• SHORT TASK:
In the following material, identify every line holding the string "Universidad" and return it.

◆ ◆ ◆

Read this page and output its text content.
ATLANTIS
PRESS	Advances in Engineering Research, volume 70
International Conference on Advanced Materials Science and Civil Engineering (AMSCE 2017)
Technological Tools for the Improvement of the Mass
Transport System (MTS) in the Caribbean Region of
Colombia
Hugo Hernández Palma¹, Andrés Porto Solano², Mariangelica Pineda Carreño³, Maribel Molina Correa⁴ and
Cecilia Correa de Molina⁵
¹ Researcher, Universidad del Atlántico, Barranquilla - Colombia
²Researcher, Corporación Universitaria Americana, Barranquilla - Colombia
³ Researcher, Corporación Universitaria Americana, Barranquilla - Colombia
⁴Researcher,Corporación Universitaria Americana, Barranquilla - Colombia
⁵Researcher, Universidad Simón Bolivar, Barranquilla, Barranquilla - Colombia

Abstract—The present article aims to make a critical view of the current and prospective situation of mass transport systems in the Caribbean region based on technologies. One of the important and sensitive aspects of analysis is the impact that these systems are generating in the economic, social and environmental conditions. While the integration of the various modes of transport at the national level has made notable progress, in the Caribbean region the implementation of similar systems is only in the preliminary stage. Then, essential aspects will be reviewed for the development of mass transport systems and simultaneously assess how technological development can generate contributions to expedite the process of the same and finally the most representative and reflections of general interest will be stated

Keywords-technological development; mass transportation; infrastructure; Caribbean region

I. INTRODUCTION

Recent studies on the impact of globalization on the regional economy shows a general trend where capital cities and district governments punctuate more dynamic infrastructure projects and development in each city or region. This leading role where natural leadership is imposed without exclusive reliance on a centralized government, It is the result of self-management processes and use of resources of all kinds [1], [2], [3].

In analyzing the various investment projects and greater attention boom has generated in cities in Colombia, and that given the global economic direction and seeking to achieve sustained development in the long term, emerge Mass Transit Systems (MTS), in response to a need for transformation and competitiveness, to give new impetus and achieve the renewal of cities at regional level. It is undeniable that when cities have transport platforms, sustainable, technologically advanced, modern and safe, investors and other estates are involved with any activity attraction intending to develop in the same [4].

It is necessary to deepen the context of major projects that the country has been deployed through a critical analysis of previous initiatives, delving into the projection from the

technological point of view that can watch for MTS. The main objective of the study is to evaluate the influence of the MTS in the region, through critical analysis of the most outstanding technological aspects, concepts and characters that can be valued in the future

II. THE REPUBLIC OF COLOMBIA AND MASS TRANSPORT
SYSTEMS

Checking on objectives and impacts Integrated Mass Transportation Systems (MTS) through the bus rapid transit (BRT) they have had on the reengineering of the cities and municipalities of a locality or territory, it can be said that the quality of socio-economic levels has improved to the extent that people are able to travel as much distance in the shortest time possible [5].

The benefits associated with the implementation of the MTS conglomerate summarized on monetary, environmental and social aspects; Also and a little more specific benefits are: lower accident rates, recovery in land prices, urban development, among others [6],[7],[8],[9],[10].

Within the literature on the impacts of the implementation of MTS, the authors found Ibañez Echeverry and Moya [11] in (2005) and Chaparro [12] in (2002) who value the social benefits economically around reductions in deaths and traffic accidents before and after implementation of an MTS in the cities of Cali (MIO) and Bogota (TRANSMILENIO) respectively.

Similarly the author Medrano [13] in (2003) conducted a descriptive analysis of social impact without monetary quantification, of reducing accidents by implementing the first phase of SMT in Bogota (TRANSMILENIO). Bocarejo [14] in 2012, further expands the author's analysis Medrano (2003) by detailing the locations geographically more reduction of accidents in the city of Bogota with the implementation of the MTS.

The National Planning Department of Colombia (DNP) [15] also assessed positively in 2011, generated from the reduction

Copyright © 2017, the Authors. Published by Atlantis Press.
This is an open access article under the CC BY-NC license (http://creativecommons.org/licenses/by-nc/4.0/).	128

◆ ◆ ◆

• COMPLETED TASK:
¹ Researcher, Universidad del Atlántico, Barranquilla - Colombia
⁵Researcher, Universidad Simón Bolivar, Barranquilla, Barranquilla - Colombia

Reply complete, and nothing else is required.